Return the entries below in their exact form, leaving the pictures out.

▼

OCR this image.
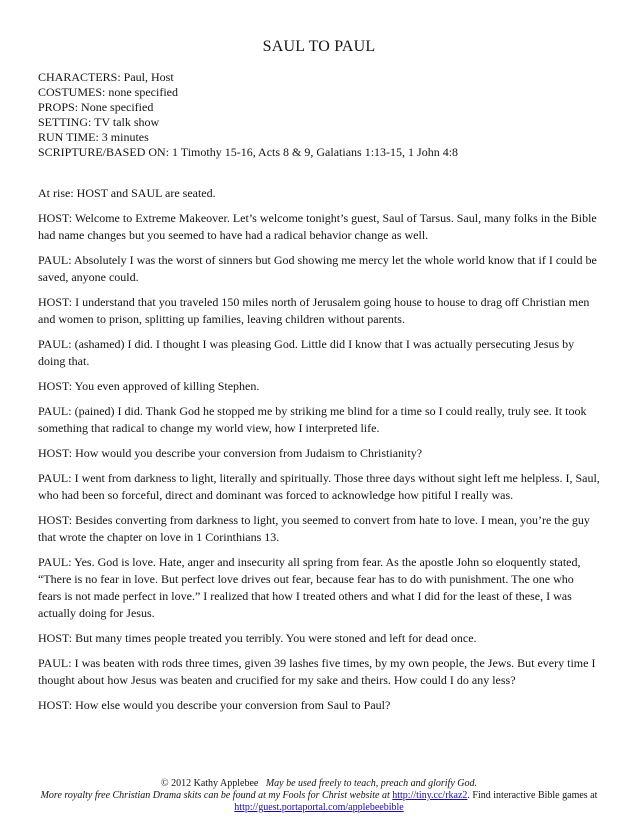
SAUL TO PAUL
CHARACTERS: Paul, Host
COSTUMES: none specified
PROPS: None specified
SETTING: TV talk show
RUN TIME: 3 minutes
SCRIPTURE/BASED ON: 1 Timothy 15-16, Acts 8 & 9, Galatians 1:13-15, 1 John 4:8

At rise: HOST and SAUL are seated.

HOST: Welcome to Extreme Makeover. Let’s welcome tonight’s guest, Saul of Tarsus. Saul, many folks in the Bible had name changes but you seemed to have had a radical behavior change as well.

PAUL: Absolutely I was the worst of sinners but God showing me mercy let the whole world know that if I could be saved, anyone could.

HOST: I understand that you traveled 150 miles north of Jerusalem going house to house to drag off Christian men and women to prison, splitting up families, leaving children without parents.

PAUL: (ashamed) I did. I thought I was pleasing God. Little did I know that I was actually persecuting Jesus by doing that.

HOST: You even approved of killing Stephen.

PAUL: (pained) I did. Thank God he stopped me by striking me blind for a time so I could really, truly see. It took something that radical to change my world view, how I interpreted life.

HOST: How would you describe your conversion from Judaism to Christianity?

PAUL: I went from darkness to light, literally and spiritually. Those three days without sight left me helpless. I, Saul, who had been so forceful, direct and dominant was forced to acknowledge how pitiful I really was.

HOST: Besides converting from darkness to light, you seemed to convert from hate to love. I mean, you’re the guy that wrote the chapter on love in 1 Corinthians 13.

PAUL: Yes. God is love. Hate, anger and insecurity all spring from fear. As the apostle John so eloquently stated, “There is no fear in love. But perfect love drives out fear, because fear has to do with punishment. The one who fears is not made perfect in love.” I realized that how I treated others and what I did for the least of these, I was actually doing for Jesus.

HOST: But many times people treated you terribly. You were stoned and left for dead once.

PAUL: I was beaten with rods three times, given 39 lashes five times, by my own people, the Jews. But every time I thought about how Jesus was beaten and crucified for my sake and theirs. How could I do any less?

HOST: How else would you describe your conversion from Saul to Paul?

© 2012 Kathy Applebee May be used freely to teach, preach and glorify God.
More royalty free Christian Drama skits can be found at my Fools for Christ website at http://tiny.cc/rkaz2. Find interactive Bible games at http://guest.portaportal.com/applebeebible
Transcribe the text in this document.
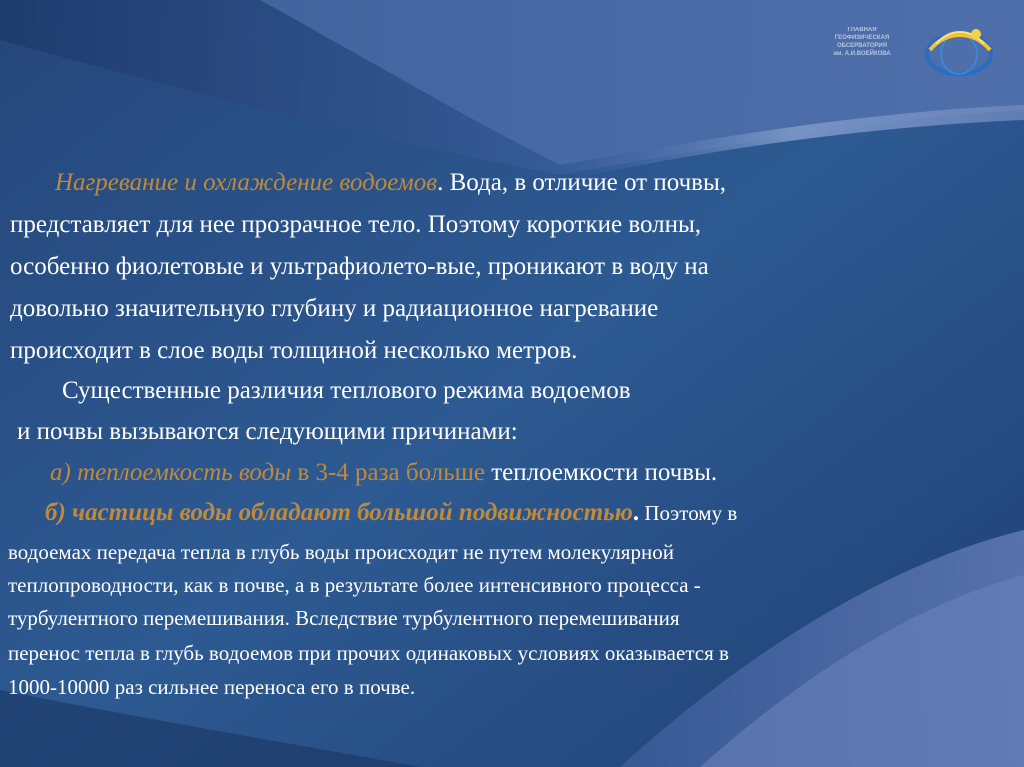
ГЛАВНАЯ
ГЕОФИЗИЧЕСКАЯ
ОБСЕРВАТОРИЯ
им. А.И.ВОЕЙКОВА
Нагревание и охлаждение водоемов. Вода, в отличие от почвы,
представляет для нее прозрачное тело. Поэтому короткие волны,
особенно фиолетовые и ультрафиолето-вые, проникают в воду на
довольно значительную глубину и радиационное нагревание
происходит в слое воды толщиной несколько метров.
Существенные различия теплового режима водоемов
и почвы вызываются следующими причинами:
а) теплоемкость воды в 3-4 раза больше теплоемкости почвы.
б) частицы воды обладают большой подвижностью. Поэтому в
водоемах передача тепла в глубь воды происходит не путем молекулярной
теплопроводности, как в почве, а в результате более интенсивного процесса -
турбулентного перемешивания. Вследствие турбулентного перемешивания
перенос тепла в глубь водоемов при прочих одинаковых условиях оказывается в
1000-10000 раз сильнее переноса его в почве.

▲

> Result of this task
OCR this image.
SAUL TO PAUL
CHARACTERS: Paul, Host
COSTUMES: none specified
PROPS: None specified
SETTING: TV talk show
RUN TIME: 3 minutes
SCRIPTURE/BASED ON: 1 Timothy 15-16, Acts 8 & 9, Galatians 1:13-15, 1 John 4:8

At rise: HOST and SAUL are seated.

HOST: Welcome to Extreme Makeover. Let’s welcome tonight’s guest, Saul of Tarsus. Saul, many folks in the Bible had name changes but you seemed to have had a radical behavior change as well.

PAUL: Absolutely I was the worst of sinners but God showing me mercy let the whole world know that if I could be saved, anyone could.

HOST: I understand that you traveled 150 miles north of Jerusalem going house to house to drag off Christian men and women to prison, splitting up families, leaving children without parents.

PAUL: (ashamed) I did. I thought I was pleasing God. Little did I know that I was actually persecuting Jesus by doing that.

HOST: You even approved of killing Stephen.

PAUL: (pained) I did. Thank God he stopped me by striking me blind for a time so I could really, truly see. It took something that radical to change my world view, how I interpreted life.

HOST: How would you describe your conversion from Judaism to Christianity?

PAUL: I went from darkness to light, literally and spiritually. Those three days without sight left me helpless. I, Saul, who had been so forceful, direct and dominant was forced to acknowledge how pitiful I really was.

HOST: Besides converting from darkness to light, you seemed to convert from hate to love. I mean, you’re the guy that wrote the chapter on love in 1 Corinthians 13.

PAUL: Yes. God is love. Hate, anger and insecurity all spring from fear. As the apostle John so eloquently stated, “There is no fear in love. But perfect love drives out fear, because fear has to do with punishment. The one who fears is not made perfect in love.” I realized that how I treated others and what I did for the least of these, I was actually doing for Jesus.

HOST: But many times people treated you terribly. You were stoned and left for dead once.

PAUL: I was beaten with rods three times, given 39 lashes five times, by my own people, the Jews. But every time I thought about how Jesus was beaten and crucified for my sake and theirs. How could I do any less?

HOST: How else would you describe your conversion from Saul to Paul?

© 2012 Kathy Applebee May be used freely to teach, preach and glorify God.
More royalty free Christian Drama skits can be found at my Fools for Christ website at http://tiny.cc/rkaz2. Find interactive Bible games at http://guest.portaportal.com/applebeebible
Transcribe the text in this document.
ГЛАВНАЯ
ГЕОФИЗИЧЕСКАЯ
ОБСЕРВАТОРИЯ
им. А.И.ВОЕЙКОВА
Нагревание и охлаждение водоемов. Вода, в отличие от почвы,
представляет для нее прозрачное тело. Поэтому короткие волны,
особенно фиолетовые и ультрафиолето-вые, проникают в воду на
довольно значительную глубину и радиационное нагревание
происходит в слое воды толщиной несколько метров.
Существенные различия теплового режима водоемов
и почвы вызываются следующими причинами:
а) теплоемкость воды в 3-4 раза больше теплоемкости почвы.
б) частицы воды обладают большой подвижностью. Поэтому в
водоемах передача тепла в глубь воды происходит не путем молекулярной
теплопроводности, как в почве, а в результате более интенсивного процесса -
турбулентного перемешивания. Вследствие турбулентного перемешивания
перенос тепла в глубь водоемов при прочих одинаковых условиях оказывается в
1000-10000 раз сильнее переноса его в почве.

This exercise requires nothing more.